◆ Directive:
Each line containing the word "JSON" should be found and copied.

◆ Dataset:
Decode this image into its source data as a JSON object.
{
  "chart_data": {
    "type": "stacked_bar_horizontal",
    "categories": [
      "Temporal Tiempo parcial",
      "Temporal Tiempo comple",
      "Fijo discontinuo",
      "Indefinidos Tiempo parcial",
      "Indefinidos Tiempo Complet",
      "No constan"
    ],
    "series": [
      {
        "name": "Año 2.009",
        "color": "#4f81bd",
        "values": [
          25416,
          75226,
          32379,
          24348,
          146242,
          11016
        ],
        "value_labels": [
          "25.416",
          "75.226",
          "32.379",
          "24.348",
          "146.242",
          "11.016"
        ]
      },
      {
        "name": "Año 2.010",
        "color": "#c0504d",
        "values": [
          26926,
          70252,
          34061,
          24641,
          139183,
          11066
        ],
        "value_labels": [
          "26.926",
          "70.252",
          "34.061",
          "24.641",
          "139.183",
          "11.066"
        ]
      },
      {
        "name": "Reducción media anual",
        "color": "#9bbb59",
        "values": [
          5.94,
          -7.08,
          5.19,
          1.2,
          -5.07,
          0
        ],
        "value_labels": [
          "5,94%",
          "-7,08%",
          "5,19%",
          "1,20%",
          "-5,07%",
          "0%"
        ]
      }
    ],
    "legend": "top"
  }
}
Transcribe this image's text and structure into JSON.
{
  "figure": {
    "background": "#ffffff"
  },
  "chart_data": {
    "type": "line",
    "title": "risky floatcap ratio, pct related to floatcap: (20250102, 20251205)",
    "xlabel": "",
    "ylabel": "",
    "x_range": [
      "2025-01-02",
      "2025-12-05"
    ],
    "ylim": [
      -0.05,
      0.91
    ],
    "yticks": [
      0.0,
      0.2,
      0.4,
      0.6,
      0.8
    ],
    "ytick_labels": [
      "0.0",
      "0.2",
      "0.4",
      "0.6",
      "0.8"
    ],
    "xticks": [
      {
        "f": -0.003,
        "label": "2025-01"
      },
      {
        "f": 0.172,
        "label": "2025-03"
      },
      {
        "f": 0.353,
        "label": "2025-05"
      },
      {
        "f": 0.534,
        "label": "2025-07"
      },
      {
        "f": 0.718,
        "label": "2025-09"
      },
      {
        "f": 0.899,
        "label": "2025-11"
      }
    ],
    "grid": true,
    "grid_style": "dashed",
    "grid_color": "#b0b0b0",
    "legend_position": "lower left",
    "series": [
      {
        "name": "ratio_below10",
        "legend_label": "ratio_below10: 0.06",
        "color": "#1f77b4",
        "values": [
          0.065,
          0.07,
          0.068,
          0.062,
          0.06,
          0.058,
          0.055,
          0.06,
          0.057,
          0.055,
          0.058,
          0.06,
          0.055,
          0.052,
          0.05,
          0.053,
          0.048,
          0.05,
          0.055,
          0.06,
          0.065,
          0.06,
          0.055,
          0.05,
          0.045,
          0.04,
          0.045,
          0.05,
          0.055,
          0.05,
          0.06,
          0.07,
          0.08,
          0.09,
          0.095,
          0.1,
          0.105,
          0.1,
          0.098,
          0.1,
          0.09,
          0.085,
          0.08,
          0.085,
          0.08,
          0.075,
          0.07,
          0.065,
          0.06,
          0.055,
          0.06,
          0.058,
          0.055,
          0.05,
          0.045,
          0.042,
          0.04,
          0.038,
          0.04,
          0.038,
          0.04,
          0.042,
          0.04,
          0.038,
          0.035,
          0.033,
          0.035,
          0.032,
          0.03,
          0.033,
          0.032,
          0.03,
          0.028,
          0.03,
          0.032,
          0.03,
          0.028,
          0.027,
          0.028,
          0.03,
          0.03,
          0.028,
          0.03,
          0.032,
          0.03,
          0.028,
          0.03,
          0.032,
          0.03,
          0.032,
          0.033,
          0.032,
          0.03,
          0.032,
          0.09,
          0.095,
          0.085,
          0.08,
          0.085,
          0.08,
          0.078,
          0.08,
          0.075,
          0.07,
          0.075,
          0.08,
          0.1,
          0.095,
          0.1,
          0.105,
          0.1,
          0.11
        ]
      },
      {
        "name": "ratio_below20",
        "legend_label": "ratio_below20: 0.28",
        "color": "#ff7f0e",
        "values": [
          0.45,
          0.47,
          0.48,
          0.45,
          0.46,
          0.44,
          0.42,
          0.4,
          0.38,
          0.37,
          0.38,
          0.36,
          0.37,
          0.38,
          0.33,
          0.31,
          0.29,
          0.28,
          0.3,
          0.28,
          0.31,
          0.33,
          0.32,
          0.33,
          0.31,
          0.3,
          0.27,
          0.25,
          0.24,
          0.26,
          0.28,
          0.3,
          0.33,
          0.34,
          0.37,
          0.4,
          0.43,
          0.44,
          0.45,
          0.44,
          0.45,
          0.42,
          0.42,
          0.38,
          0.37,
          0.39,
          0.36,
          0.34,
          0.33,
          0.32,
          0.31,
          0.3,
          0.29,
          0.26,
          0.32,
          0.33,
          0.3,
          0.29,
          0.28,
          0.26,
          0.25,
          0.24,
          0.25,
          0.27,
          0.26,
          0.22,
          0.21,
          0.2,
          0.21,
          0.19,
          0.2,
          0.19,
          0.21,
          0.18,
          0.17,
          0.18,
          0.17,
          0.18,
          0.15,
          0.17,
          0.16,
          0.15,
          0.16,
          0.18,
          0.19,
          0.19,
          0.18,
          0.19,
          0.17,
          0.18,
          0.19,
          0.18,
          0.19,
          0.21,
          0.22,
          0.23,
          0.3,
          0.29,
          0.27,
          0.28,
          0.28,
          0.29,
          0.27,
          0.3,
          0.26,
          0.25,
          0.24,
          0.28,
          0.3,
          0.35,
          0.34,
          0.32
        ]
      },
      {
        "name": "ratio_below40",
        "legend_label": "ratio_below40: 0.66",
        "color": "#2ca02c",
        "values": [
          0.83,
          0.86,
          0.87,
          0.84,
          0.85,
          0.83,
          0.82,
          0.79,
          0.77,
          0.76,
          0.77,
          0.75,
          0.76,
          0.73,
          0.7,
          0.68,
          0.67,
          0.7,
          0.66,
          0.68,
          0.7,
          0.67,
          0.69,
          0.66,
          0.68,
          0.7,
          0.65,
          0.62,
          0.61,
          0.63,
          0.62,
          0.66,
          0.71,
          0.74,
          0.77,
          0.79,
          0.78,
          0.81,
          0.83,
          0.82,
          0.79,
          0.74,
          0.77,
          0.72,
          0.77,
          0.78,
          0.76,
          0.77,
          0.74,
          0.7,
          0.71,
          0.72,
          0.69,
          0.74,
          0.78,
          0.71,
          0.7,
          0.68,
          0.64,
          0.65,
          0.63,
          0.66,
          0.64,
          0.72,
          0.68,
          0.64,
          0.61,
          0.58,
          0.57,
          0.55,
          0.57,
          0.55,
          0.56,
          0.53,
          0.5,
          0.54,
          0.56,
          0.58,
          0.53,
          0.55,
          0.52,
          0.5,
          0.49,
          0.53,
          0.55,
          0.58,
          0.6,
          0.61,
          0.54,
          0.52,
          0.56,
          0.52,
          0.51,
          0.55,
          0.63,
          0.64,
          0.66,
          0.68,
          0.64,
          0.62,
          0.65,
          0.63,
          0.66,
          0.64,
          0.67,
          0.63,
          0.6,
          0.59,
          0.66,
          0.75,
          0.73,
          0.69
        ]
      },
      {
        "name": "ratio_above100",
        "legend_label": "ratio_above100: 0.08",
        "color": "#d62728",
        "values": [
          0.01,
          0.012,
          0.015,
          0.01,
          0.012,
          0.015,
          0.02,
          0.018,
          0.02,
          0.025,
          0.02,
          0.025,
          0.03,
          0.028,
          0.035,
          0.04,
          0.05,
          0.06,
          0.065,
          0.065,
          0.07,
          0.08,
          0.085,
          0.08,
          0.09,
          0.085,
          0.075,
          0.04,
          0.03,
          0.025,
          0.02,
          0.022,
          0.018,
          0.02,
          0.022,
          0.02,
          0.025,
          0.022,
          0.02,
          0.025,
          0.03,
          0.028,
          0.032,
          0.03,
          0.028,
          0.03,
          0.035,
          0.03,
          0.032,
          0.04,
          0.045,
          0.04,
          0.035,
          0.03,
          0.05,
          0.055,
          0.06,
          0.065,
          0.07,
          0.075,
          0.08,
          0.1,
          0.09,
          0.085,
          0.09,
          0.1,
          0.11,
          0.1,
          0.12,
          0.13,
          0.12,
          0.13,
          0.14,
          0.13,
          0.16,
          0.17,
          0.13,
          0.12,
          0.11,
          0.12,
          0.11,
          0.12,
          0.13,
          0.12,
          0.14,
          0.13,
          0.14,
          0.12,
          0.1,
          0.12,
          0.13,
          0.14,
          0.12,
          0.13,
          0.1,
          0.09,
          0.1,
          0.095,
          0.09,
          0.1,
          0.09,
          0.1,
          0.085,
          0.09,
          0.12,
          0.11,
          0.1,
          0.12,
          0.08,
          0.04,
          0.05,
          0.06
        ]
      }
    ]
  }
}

◆ Problem solution:
Decode this image into its source data as a JSON object.
Transcribe this image's text and structure into JSON.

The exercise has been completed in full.